> [Stated problem]: Of all the lines in the material, how many contain the word "кроме"? State the number alone.

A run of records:
╔══

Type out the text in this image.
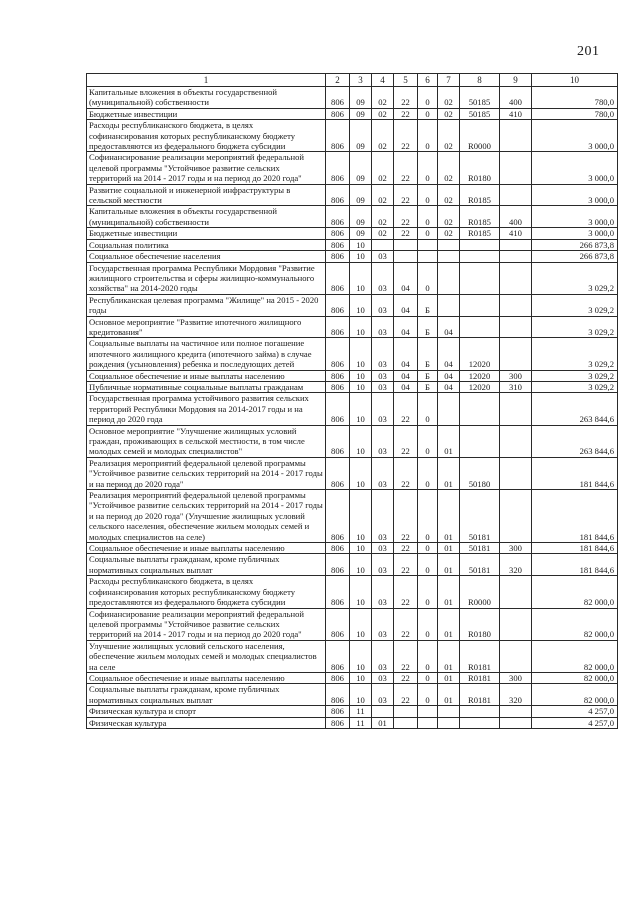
201
1	2	3	4	5	6	7	8	9	10
Капитальные вложения в объекты государственной (муниципальной) собственности	806	09	02	22	0	02	50185	400	780,0
Бюджетные инвестиции	806	09	02	22	0	02	50185	410	780,0
Расходы республиканского бюджета, в целях софинансирования которых республиканскому бюджету предоставляются из федерального бюджета субсидии	806	09	02	22	0	02	R0000		3 000,0
Софинансирование реализации мероприятий федеральной целевой программы "Устойчивое развитие сельских территорий на 2014 - 2017 годы и на период до 2020 года"	806	09	02	22	0	02	R0180		3 000,0
Развитие социальной и инженерной инфраструктуры в сельской местности	806	09	02	22	0	02	R0185		3 000,0
Капитальные вложения в объекты государственной (муниципальной) собственности	806	09	02	22	0	02	R0185	400	3 000,0
Бюджетные инвестиции	806	09	02	22	0	02	R0185	410	3 000,0
Социальная политика	806	10							266 873,8
Социальное обеспечение населения	806	10	03						266 873,8
Государственная программа Республики Мордовия "Развитие жилищного строительства и сферы жилищно-коммунального хозяйства" на 2014-2020 годы	806	10	03	04	0				3 029,2
Республиканская целевая программа "Жилище" на 2015 - 2020 годы	806	10	03	04	Б				3 029,2
Основное мероприятие "Развитие ипотечного жилищного кредитования"	806	10	03	04	Б	04			3 029,2
Социальные выплаты на частичное или полное погашение ипотечного жилищного кредита (ипотечного займа) в случае рождения (усыновления) ребенка и последующих детей	806	10	03	04	Б	04	12020		3 029,2
Социальное обеспечение и иные выплаты населению	806	10	03	04	Б	04	12020	300	3 029,2
Публичные нормативные социальные выплаты гражданам	806	10	03	04	Б	04	12020	310	3 029,2
Государственная программа устойчивого развития сельских территорий Республики Мордовия на 2014-2017 годы и на период до 2020 года	806	10	03	22	0				263 844,6
Основное мероприятие "Улучшение жилищных условий граждан, проживающих в сельской местности, в том числе молодых семей и молодых специалистов"	806	10	03	22	0	01			263 844,6
Реализация мероприятий федеральной целевой программы "Устойчивое развитие сельских территорий на 2014 - 2017 годы и на период до 2020 года"	806	10	03	22	0	01	50180		181 844,6
Реализация мероприятий федеральной целевой программы "Устойчивое развитие сельских территорий на 2014 - 2017 годы и на период до 2020 года" (Улучшение жилищных условий сельского населения, обеспечение жильем молодых семей и молодых специалистов на селе)	806	10	03	22	0	01	50181		181 844,6
Социальное обеспечение и иные выплаты населению	806	10	03	22	0	01	50181	300	181 844,6
Социальные выплаты гражданам, кроме публичных нормативных социальных выплат	806	10	03	22	0	01	50181	320	181 844,6
Расходы республиканского бюджета, в целях софинансирования которых республиканскому бюджету предоставляются из федерального бюджета субсидии	806	10	03	22	0	01	R0000		82 000,0
Софинансирование реализации мероприятий федеральной целевой программы "Устойчивое развитие сельских территорий на 2014 - 2017 годы и на период до 2020 года"	806	10	03	22	0	01	R0180		82 000,0
Улучшение жилищных условий сельского населения, обеспечение жильем молодых семей и молодых специалистов на селе	806	10	03	22	0	01	R0181		82 000,0
Социальное обеспечение и иные выплаты населению	806	10	03	22	0	01	R0181	300	82 000,0
Социальные выплаты гражданам, кроме публичных нормативных социальных выплат	806	10	03	22	0	01	R0181	320	82 000,0
Физическая культура и спорт	806	11							4 257,0
Физическая культура	806	11	01						4 257,0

╚══

> [Finished task]: 2